RECORDS:
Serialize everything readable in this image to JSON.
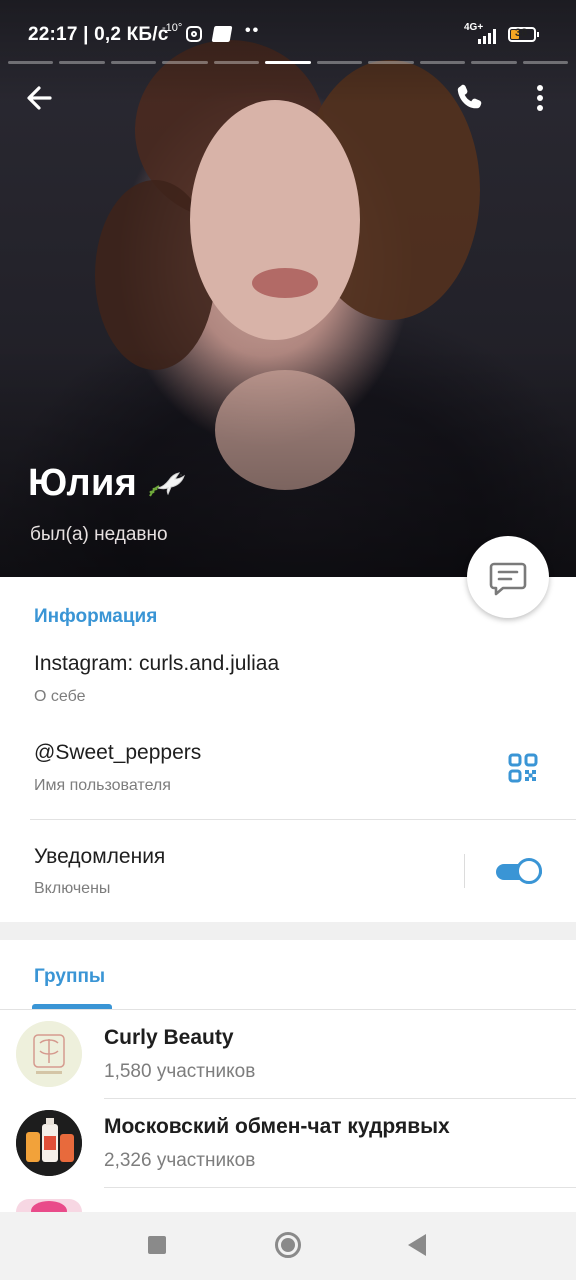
{
  "status_bar": {
    "time": "22:17",
    "separator": "|",
    "speed": "0,2 КБ/с",
    "temperature": "-10°",
    "network": "4G+",
    "battery": "38",
    "battery_level": 0.38
  },
  "story_progress": {
    "segments": 11,
    "active_index": 5
  },
  "profile": {
    "name": "Юлия",
    "last_seen": "был(а) недавно"
  },
  "info": {
    "section_title": "Информация",
    "bio_value": "Instagram: curls.and.juliaa",
    "bio_label": "О себе",
    "username_value": "@Sweet_peppers",
    "username_label": "Имя пользователя",
    "notifications_label": "Уведомления",
    "notifications_state": "Включены",
    "notifications_on": true
  },
  "groups": {
    "tab_title": "Группы",
    "items": [
      {
        "name": "Curly Beauty",
        "members": "1,580 участников"
      },
      {
        "name": "Московский обмен-чат кудрявых",
        "members": "2,326 участников"
      }
    ]
  },
  "colors": {
    "accent": "#3a95d5",
    "text_primary": "#1e1e1e",
    "text_secondary": "#7d7d7d"
  }
}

TO BE DONE:
Give only the number of lines in the records that include the word "members".

COMPLETE RESPONSE:
2